WORK TO COMPLETE> Make an exact copy of each entry, leaving out every picture.

[start]

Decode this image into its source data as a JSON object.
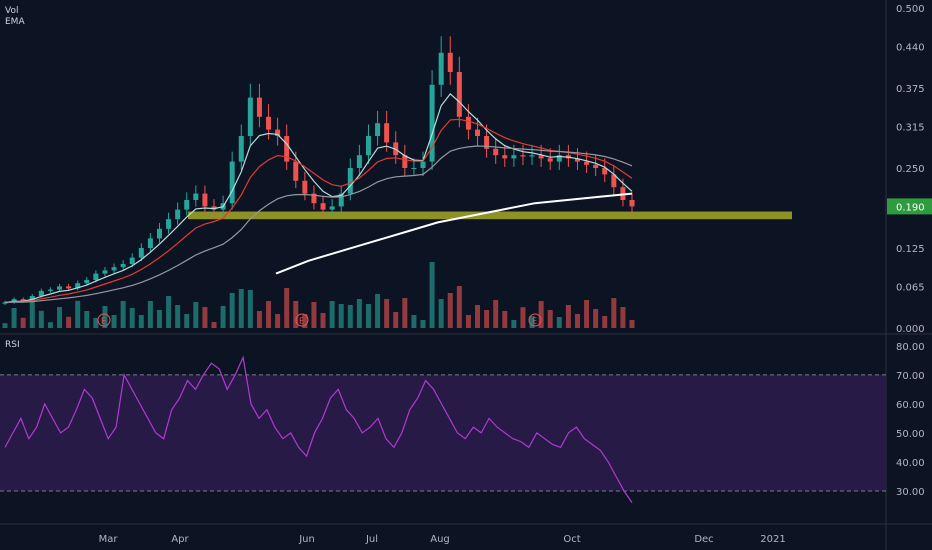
{
  "labels": {
    "vol": "Vol",
    "ema": "EMA",
    "rsi": "RSI"
  },
  "colors": {
    "background": "#0c1424",
    "bull": "#26a69a",
    "bear": "#ef5350",
    "support_zone": "#a6a826",
    "ema_white": "#ffffff",
    "ema_gray": "#9598a1",
    "ema_red": "#e53935",
    "ema_green": "#b2dfdb",
    "rsi_line": "#b03ad2",
    "rsi_band": "#2a1b4a",
    "last_price_bg": "#2e9b3e"
  },
  "chart_data": [
    {
      "type": "candlestick",
      "title": "",
      "price_axis_ticks": [
        "0.500",
        "0.440",
        "0.375",
        "0.315",
        "0.250",
        "0.190",
        "0.125",
        "0.065",
        "0.000"
      ],
      "time_axis_labels": [
        "Mar",
        "Apr",
        "Jun",
        "Jul",
        "Aug",
        "Oct",
        "Dec",
        "2021"
      ],
      "last_price": "0.190",
      "support_zone": [
        0.17,
        0.182
      ],
      "earnings_markers": [
        "E",
        "E",
        "E"
      ],
      "close_series": [
        0.04,
        0.045,
        0.042,
        0.05,
        0.058,
        0.06,
        0.065,
        0.062,
        0.07,
        0.075,
        0.085,
        0.09,
        0.095,
        0.1,
        0.11,
        0.125,
        0.14,
        0.155,
        0.17,
        0.185,
        0.2,
        0.21,
        0.19,
        0.185,
        0.195,
        0.26,
        0.3,
        0.36,
        0.33,
        0.31,
        0.3,
        0.26,
        0.23,
        0.21,
        0.195,
        0.185,
        0.19,
        0.21,
        0.25,
        0.27,
        0.3,
        0.32,
        0.29,
        0.27,
        0.25,
        0.25,
        0.26,
        0.38,
        0.43,
        0.4,
        0.33,
        0.31,
        0.3,
        0.28,
        0.27,
        0.265,
        0.27,
        0.268,
        0.27,
        0.265,
        0.26,
        0.27,
        0.265,
        0.26,
        0.255,
        0.25,
        0.24,
        0.22,
        0.2,
        0.19
      ],
      "ema_white": [
        0.085,
        0.105,
        0.12,
        0.135,
        0.15,
        0.165,
        0.175,
        0.185,
        0.195,
        0.2,
        0.205,
        0.21
      ],
      "rsi_axis_ticks": [
        "80.00",
        "70.00",
        "60.00",
        "50.00",
        "40.00",
        "30.00"
      ],
      "rsi_band": [
        30,
        70
      ],
      "rsi_values": [
        45,
        50,
        55,
        48,
        52,
        60,
        55,
        50,
        52,
        58,
        65,
        62,
        55,
        48,
        52,
        70,
        65,
        60,
        55,
        50,
        48,
        58,
        62,
        68,
        65,
        70,
        74,
        72,
        65,
        70,
        76,
        60,
        55,
        58,
        52,
        48,
        50,
        45,
        42,
        50,
        55,
        62,
        65,
        58,
        55,
        50,
        52,
        55,
        48,
        45,
        50,
        58,
        62,
        68,
        65,
        60,
        55,
        50,
        48,
        52,
        50,
        55,
        52,
        50,
        48,
        47,
        45,
        50,
        48,
        46,
        45,
        50,
        52,
        48,
        46,
        44,
        40,
        35,
        30,
        26
      ]
    }
  ]
}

[end]

ANSWER>
Decode this image into its source data as a JSON object.
{
  "labels": {
    "vol": "Vol",
    "ema": "EMA",
    "rsi": "RSI"
  },
  "colors": {
    "background": "#0c1424",
    "bull": "#26a69a",
    "bear": "#ef5350",
    "support_zone": "#a6a826",
    "ema_white": "#ffffff",
    "ema_gray": "#9598a1",
    "ema_red": "#e53935",
    "ema_green": "#b2dfdb",
    "rsi_line": "#b03ad2",
    "rsi_band": "#2a1b4a",
    "last_price_bg": "#2e9b3e"
  },
  "chart_data": [
    {
      "type": "candlestick",
      "title": "",
      "price_axis_ticks": [
        "0.500",
        "0.440",
        "0.375",
        "0.315",
        "0.250",
        "0.190",
        "0.125",
        "0.065",
        "0.000"
      ],
      "time_axis_labels": [
        "Mar",
        "Apr",
        "Jun",
        "Jul",
        "Aug",
        "Oct",
        "Dec",
        "2021"
      ],
      "last_price": "0.190",
      "support_zone": [
        0.17,
        0.182
      ],
      "earnings_markers": [
        "E",
        "E",
        "E"
      ],
      "close_series": [
        0.04,
        0.045,
        0.042,
        0.05,
        0.058,
        0.06,
        0.065,
        0.062,
        0.07,
        0.075,
        0.085,
        0.09,
        0.095,
        0.1,
        0.11,
        0.125,
        0.14,
        0.155,
        0.17,
        0.185,
        0.2,
        0.21,
        0.19,
        0.185,
        0.195,
        0.26,
        0.3,
        0.36,
        0.33,
        0.31,
        0.3,
        0.26,
        0.23,
        0.21,
        0.195,
        0.185,
        0.19,
        0.21,
        0.25,
        0.27,
        0.3,
        0.32,
        0.29,
        0.27,
        0.25,
        0.25,
        0.26,
        0.38,
        0.43,
        0.4,
        0.33,
        0.31,
        0.3,
        0.28,
        0.27,
        0.265,
        0.27,
        0.268,
        0.27,
        0.265,
        0.26,
        0.27,
        0.265,
        0.26,
        0.255,
        0.25,
        0.24,
        0.22,
        0.2,
        0.19
      ],
      "ema_white": [
        0.085,
        0.105,
        0.12,
        0.135,
        0.15,
        0.165,
        0.175,
        0.185,
        0.195,
        0.2,
        0.205,
        0.21
      ],
      "rsi_axis_ticks": [
        "80.00",
        "70.00",
        "60.00",
        "50.00",
        "40.00",
        "30.00"
      ],
      "rsi_band": [
        30,
        70
      ],
      "rsi_values": [
        45,
        50,
        55,
        48,
        52,
        60,
        55,
        50,
        52,
        58,
        65,
        62,
        55,
        48,
        52,
        70,
        65,
        60,
        55,
        50,
        48,
        58,
        62,
        68,
        65,
        70,
        74,
        72,
        65,
        70,
        76,
        60,
        55,
        58,
        52,
        48,
        50,
        45,
        42,
        50,
        55,
        62,
        65,
        58,
        55,
        50,
        52,
        55,
        48,
        45,
        50,
        58,
        62,
        68,
        65,
        60,
        55,
        50,
        48,
        52,
        50,
        55,
        52,
        50,
        48,
        47,
        45,
        50,
        48,
        46,
        45,
        50,
        52,
        48,
        46,
        44,
        40,
        35,
        30,
        26
      ]
    }
  ]
}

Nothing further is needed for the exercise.